---------- DATA FOR THIS EXERCISE ----------

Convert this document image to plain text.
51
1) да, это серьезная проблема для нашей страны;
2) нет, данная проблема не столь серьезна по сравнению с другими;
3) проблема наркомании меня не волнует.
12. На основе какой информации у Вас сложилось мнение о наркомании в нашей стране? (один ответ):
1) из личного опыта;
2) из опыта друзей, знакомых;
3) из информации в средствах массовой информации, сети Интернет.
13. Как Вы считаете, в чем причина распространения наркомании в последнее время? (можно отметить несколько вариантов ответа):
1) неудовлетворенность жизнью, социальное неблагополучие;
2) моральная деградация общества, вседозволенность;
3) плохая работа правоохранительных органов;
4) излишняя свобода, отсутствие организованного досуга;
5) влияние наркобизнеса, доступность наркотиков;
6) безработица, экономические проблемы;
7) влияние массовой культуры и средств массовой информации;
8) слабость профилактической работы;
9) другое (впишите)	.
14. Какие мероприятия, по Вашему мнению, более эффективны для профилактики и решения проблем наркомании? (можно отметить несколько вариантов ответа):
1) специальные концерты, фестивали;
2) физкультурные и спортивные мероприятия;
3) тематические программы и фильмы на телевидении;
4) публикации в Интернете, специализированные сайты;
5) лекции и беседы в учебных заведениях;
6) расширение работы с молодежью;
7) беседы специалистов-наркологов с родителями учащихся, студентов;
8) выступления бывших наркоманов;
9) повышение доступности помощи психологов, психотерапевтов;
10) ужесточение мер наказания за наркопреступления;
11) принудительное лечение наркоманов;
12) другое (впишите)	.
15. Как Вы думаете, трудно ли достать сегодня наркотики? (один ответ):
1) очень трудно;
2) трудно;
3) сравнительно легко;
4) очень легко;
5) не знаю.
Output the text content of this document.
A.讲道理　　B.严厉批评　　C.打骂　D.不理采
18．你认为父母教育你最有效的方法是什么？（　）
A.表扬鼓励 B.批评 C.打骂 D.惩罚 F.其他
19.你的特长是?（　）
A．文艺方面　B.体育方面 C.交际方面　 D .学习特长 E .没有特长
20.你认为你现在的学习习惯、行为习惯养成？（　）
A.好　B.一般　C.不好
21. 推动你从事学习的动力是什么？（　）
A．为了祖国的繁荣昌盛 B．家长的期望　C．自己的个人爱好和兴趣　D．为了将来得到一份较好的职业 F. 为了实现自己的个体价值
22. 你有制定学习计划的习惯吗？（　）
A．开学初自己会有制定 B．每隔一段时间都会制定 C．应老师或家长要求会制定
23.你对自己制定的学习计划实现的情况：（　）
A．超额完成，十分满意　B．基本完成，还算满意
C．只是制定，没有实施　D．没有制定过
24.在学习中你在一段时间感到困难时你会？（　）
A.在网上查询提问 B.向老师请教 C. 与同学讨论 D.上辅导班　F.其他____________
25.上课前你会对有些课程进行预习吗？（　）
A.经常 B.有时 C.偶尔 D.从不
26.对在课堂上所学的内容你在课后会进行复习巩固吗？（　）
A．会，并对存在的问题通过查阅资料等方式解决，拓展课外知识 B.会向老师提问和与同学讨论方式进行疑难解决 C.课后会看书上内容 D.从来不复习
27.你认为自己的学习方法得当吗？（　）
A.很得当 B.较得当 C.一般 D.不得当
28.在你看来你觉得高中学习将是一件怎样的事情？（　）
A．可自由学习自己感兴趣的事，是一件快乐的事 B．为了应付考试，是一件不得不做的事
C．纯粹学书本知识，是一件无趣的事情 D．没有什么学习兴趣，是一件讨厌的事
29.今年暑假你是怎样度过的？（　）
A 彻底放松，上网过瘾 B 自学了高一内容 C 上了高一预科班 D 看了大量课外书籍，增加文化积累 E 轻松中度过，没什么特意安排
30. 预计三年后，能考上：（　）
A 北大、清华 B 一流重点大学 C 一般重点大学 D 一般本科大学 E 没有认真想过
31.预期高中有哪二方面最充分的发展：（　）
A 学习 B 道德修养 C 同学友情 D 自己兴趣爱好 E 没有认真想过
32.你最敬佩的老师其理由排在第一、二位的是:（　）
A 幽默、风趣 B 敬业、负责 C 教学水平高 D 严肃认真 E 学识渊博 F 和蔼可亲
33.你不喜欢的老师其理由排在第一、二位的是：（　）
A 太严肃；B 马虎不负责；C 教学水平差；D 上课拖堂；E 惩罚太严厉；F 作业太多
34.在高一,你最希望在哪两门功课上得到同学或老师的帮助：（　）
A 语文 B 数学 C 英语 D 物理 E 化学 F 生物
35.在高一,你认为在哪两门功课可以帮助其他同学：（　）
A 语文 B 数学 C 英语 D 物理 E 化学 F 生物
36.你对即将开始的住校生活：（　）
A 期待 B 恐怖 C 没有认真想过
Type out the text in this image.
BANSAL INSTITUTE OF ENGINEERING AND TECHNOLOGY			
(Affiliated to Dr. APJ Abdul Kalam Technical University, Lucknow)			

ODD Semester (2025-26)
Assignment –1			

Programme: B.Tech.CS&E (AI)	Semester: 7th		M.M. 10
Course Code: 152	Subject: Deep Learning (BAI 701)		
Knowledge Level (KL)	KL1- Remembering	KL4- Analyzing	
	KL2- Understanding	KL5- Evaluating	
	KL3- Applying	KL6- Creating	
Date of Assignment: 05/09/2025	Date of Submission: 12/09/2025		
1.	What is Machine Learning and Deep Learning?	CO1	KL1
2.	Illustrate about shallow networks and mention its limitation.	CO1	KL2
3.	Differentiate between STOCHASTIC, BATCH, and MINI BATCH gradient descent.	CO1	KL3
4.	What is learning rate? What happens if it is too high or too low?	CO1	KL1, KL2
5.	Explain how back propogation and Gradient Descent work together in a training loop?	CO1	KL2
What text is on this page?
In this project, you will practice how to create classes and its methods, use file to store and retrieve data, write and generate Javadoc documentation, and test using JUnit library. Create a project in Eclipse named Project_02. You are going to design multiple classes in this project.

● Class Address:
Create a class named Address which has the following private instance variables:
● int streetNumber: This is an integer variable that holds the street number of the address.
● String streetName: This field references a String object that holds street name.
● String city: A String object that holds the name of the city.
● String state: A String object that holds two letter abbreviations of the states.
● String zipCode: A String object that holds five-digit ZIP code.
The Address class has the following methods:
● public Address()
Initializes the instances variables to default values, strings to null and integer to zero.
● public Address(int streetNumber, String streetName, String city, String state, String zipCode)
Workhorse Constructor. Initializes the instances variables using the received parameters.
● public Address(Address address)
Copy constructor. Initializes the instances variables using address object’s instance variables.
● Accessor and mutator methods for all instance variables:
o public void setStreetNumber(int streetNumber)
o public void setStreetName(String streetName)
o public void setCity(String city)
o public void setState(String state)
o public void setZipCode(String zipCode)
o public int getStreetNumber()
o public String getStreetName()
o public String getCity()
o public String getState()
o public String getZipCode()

----------

DESCRIPTION OF THE TASK - Check each line of the records above for "What", and copy those that have it.

OUTPUT OF THE EXERCISE -
1.	What is Machine Learning and Deep Learning?	CO1	KL1
4.	What is learning rate? What happens if it is too high or too low?	CO1	KL1, KL2
What text is on this page?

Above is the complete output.